## Excerpt to read
##############################
Saturday, February 27, 2010

Lenten Reflection # 8


I've been starting to think my personal Lenten reflections on the topic of love my not be in line with traditional Lenten reflections of prayer, penance and almsgiving, but then I saw something in my Magnificat Lenten Companion that made me think I'm on the right track.

In the very back of the book, there are prayers for a few specific topics of importance especially for Lent. When I saw the topic, "Prayer to Grow in Love," I knew I was on the right track with my Lenten theme. "The measure of our Lenten observance will be our growth in love," it says. In that case, I think I picked the right topic!

In the New Testament Jesus gives a challenge like no other. He says that if we do not our neighbor, we do not love God. “God is love, and he who abides in love abides in God, and God abides in him” (1 Jn 4:16) He did not give conditions to statement either. He didn't say, we only have to love the neighbor who is nice to us, who talks with us, who is our family or friends, when we are in a good mood, or when we feel like loving. He even specifies that it is even a greater love if we love the person who doesn't talk to us, the person who rubs us the wrong way, who is rude to us, who we do not know, have never met, or who we do not like, or doesn't like us. Pope Benedict reiterates this challenge of real love in his encyclical Deus Caritas Est. He says that if we do have love for our neighbor (no matter what the circumstance) we do not have love for God. He even brings this challenge into the Church when he says that the Church's obligation to provide the sacraments is just as important as her obligation for charitable works. "The Church cannot neglect the service of charity any more than she can neglect the Sacraments and the Word." (par.22) and consider this also (par. 25 a)
##############################
## Task a
Copy out the Lenten reflection above word for word, from start to finish.

## Task input
##############################
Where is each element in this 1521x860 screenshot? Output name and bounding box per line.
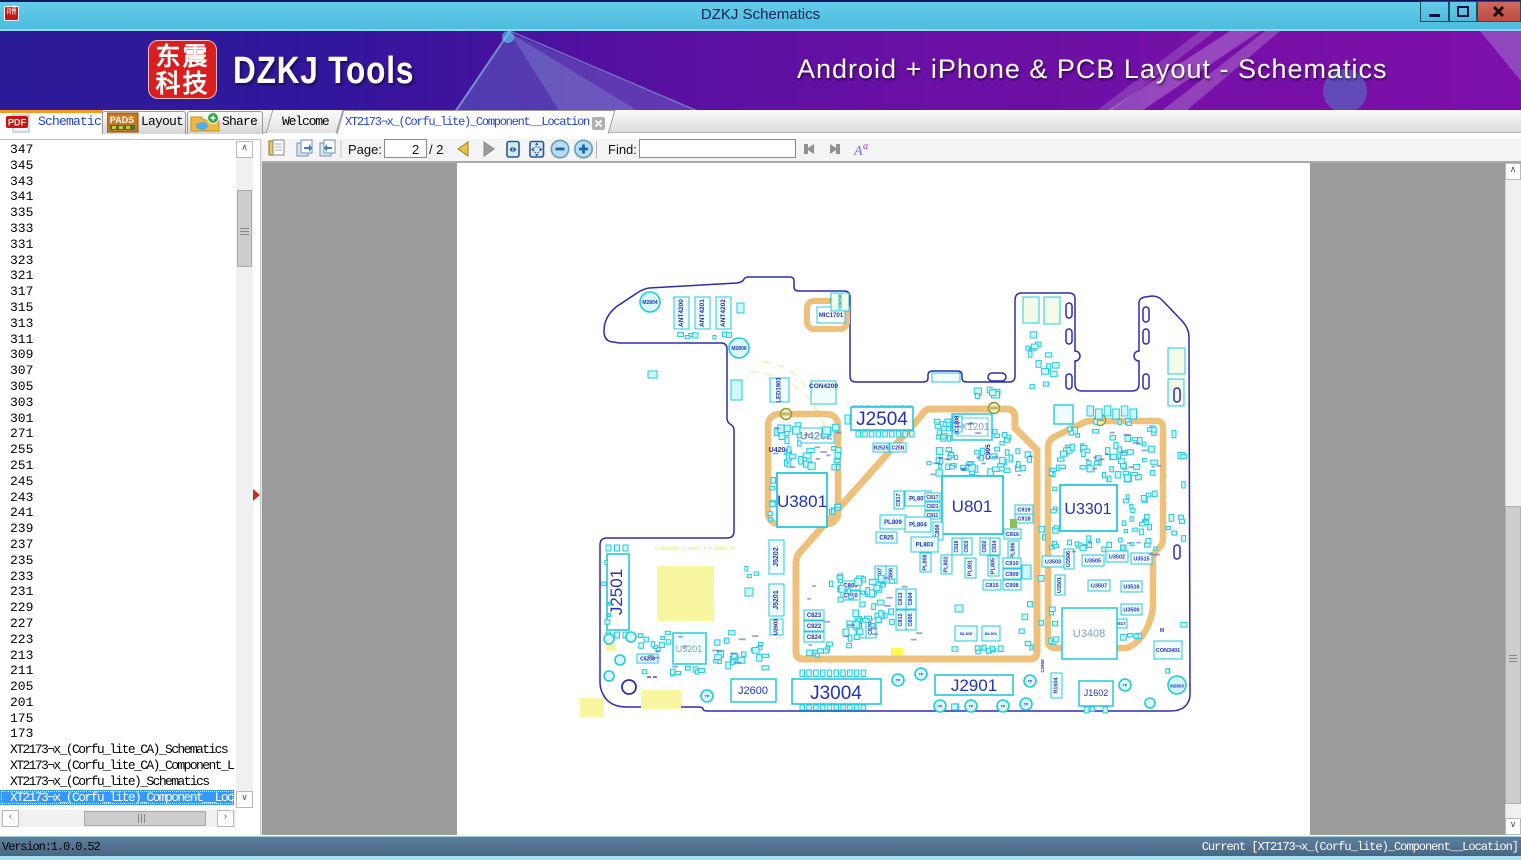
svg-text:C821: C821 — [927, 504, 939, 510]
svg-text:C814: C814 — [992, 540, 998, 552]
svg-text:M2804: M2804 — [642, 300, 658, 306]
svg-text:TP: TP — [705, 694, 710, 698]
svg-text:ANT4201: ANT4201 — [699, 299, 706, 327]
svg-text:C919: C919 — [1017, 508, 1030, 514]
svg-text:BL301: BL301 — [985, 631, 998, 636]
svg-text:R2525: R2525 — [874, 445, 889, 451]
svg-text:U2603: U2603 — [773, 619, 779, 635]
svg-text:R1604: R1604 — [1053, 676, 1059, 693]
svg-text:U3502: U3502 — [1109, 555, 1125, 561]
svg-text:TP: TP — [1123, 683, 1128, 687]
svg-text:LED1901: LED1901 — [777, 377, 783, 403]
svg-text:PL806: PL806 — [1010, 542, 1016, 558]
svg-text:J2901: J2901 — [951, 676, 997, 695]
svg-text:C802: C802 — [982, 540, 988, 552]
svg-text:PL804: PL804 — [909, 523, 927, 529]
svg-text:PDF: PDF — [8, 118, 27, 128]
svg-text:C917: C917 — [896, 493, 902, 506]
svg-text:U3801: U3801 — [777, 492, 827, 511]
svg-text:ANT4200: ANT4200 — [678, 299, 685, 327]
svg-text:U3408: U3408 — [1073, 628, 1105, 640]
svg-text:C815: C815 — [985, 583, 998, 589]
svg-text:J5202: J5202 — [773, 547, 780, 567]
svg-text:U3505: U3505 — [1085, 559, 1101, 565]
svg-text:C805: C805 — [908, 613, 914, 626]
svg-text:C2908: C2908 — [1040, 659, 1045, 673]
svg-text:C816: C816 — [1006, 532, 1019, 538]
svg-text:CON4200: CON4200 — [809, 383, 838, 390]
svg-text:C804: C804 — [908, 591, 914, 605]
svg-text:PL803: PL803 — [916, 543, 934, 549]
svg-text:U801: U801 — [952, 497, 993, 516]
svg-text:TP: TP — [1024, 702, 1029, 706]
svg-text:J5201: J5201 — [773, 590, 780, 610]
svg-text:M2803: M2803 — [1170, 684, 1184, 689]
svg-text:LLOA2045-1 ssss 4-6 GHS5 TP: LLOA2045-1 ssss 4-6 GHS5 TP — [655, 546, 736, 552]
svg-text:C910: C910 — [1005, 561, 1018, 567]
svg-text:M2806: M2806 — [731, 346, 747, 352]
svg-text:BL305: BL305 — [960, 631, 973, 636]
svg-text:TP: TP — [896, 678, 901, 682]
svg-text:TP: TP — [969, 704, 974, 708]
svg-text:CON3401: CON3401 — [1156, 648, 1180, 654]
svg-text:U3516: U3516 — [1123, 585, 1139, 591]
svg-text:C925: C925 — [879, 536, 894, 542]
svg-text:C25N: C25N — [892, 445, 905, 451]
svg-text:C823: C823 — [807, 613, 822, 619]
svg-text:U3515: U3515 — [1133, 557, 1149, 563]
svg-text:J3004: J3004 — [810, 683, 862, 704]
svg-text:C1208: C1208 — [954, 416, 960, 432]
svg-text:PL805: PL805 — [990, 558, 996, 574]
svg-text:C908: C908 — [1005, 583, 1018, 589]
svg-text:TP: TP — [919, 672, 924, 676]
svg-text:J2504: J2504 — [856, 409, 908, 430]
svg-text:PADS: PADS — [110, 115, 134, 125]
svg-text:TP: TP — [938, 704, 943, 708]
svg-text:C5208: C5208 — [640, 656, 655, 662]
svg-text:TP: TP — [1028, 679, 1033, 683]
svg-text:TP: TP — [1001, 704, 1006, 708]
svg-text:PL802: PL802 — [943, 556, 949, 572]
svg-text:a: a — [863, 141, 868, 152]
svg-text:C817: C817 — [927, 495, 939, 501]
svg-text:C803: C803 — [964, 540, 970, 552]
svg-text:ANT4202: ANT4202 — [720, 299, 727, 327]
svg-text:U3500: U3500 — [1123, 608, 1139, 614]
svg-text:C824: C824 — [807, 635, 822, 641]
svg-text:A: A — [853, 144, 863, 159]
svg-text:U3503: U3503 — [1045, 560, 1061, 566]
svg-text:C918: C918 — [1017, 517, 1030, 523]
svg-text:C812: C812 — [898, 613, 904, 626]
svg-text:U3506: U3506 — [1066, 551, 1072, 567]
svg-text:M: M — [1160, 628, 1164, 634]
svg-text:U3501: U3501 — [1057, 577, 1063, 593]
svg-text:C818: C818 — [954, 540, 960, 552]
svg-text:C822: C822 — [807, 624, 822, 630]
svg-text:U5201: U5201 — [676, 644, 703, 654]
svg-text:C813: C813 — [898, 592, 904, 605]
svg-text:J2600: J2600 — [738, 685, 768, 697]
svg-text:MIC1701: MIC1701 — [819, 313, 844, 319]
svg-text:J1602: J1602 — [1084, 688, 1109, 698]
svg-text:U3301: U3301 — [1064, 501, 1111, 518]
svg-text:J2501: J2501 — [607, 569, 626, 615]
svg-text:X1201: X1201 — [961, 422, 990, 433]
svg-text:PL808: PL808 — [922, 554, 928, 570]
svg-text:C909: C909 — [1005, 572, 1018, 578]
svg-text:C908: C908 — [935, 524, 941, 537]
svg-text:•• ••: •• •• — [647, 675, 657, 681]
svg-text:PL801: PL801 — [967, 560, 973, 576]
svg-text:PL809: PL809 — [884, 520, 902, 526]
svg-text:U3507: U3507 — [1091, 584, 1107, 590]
##############################
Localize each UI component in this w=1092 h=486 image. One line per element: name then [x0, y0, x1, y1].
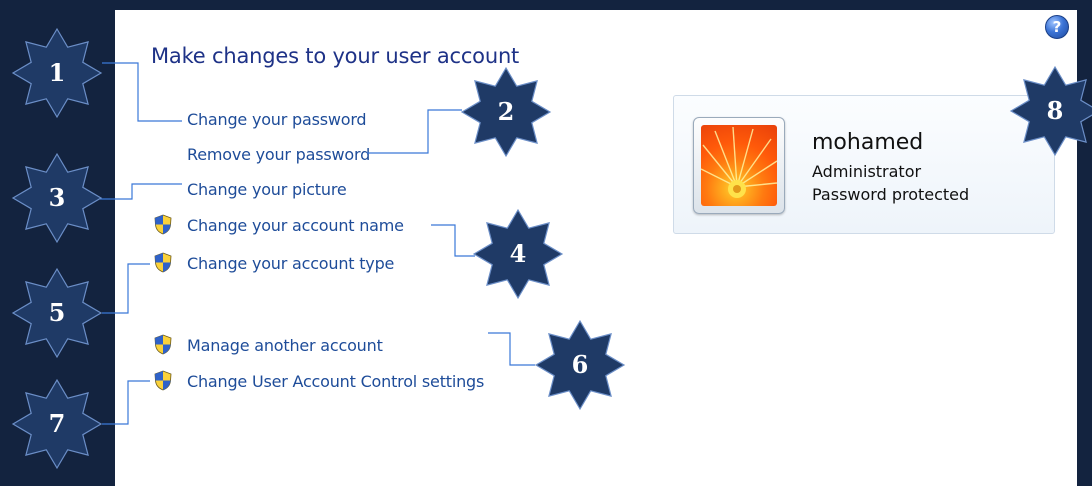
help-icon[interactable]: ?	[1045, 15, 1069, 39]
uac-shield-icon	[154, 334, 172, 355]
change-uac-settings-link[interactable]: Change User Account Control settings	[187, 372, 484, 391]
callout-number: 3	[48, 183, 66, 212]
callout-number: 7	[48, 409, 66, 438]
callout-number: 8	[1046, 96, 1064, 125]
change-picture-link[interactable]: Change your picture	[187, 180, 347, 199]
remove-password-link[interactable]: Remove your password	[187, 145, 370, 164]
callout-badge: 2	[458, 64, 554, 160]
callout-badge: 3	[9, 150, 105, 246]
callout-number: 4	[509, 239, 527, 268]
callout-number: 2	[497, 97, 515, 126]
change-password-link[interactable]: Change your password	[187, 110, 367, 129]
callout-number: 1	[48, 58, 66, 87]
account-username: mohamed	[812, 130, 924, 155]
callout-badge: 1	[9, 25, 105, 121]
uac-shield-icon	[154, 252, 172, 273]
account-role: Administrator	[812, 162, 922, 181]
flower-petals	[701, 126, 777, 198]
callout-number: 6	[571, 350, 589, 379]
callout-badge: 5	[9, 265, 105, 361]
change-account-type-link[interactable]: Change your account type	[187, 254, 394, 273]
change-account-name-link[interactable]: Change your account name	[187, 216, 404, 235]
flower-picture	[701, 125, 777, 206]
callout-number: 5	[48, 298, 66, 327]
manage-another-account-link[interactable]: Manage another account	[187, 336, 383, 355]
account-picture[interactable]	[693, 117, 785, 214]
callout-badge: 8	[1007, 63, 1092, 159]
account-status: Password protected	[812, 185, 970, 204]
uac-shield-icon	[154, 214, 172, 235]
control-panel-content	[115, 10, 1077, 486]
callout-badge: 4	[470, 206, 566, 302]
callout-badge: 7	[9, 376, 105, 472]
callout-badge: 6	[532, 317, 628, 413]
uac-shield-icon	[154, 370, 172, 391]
##############################
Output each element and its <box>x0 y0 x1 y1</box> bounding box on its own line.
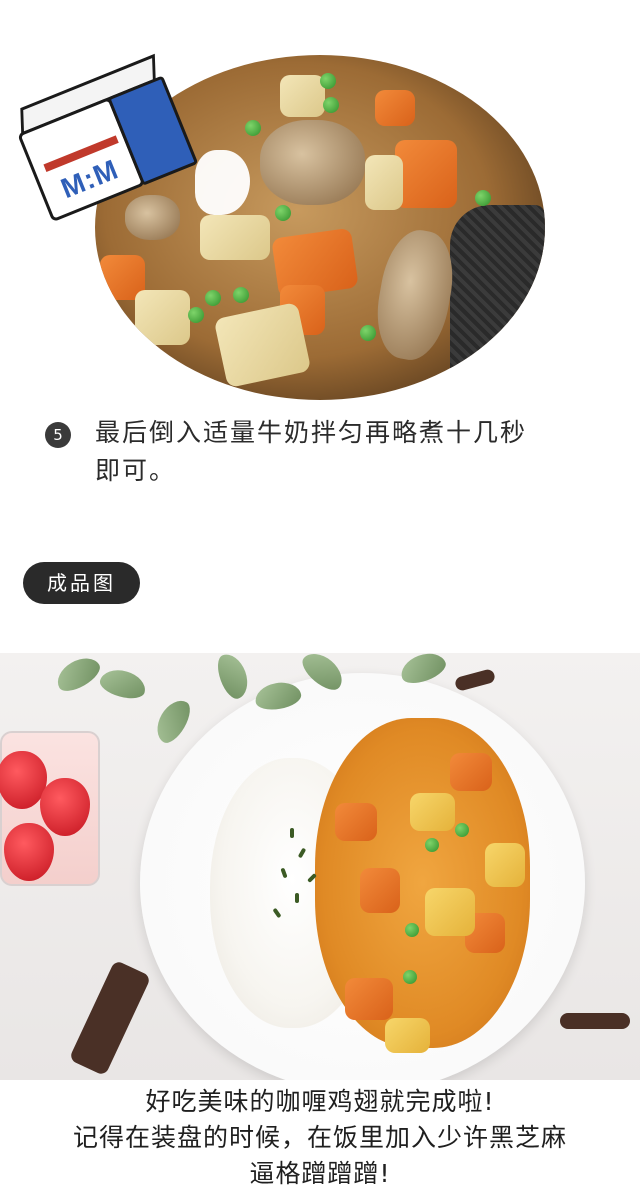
##############################
## Task b
Turn the records into a numbered list, starting at the line that contains "Where is each" and ending at the line that contains "svg-text:C919: C919 — [1017, 508, 1030, 514]". Skip blank lines, and leave the picture out.

## Exercise solution a
Saturday, February 27, 2010

Lenten Reflection # 8


I've been starting to think my personal Lenten reflections on the topic of love my not be in line with traditional Lenten reflections of prayer, penance and almsgiving, but then I saw something in my Magnificat Lenten Companion that made me think I'm on the right track.

In the very back of the book, there are prayers for a few specific topics of importance especially for Lent. When I saw the topic, "Prayer to Grow in Love," I knew I was on the right track with my Lenten theme. "The measure of our Lenten observance will be our growth in love," it says. In that case, I think I picked the right topic!

In the New Testament Jesus gives a challenge like no other. He says that if we do not our neighbor, we do not love God. “God is love, and he who abides in love abides in God, and God abides in him” (1 Jn 4:16) He did not give conditions to statement either. He didn't say, we only have to love the neighbor who is nice to us, who talks with us, who is our family or friends, when we are in a good mood, or when we feel like loving. He even specifies that it is even a greater love if we love the person who doesn't talk to us, the person who rubs us the wrong way, who is rude to us, who we do not know, have never met, or who we do not like, or doesn't like us. Pope Benedict reiterates this challenge of real love in his encyclical Deus Caritas Est. He says that if we do have love for our neighbor (no matter what the circumstance) we do not have love for God. He even brings this challenge into the Church when he says that the Church's obligation to provide the sacraments is just as important as her obligation for charitable works. "The Church cannot neglect the service of charity any more than she can neglect the Sacraments and the Word." (par.22) and consider this also (par. 25 a)

## Exercise solution b
1. Where is each element in this 1521x860 screenshot? Output name and bounding box per line.
2. svg-text:C821: C821 — [927, 504, 939, 510]
3. svg-text:C814: C814 — [992, 540, 998, 552]
4. svg-text:M2804: M2804 — [642, 300, 658, 306]
5. svg-text:TP: TP — [705, 694, 710, 698]
6. svg-text:ANT4201: ANT4201 — [699, 299, 706, 327]
7. svg-text:C919: C919 — [1017, 508, 1030, 514]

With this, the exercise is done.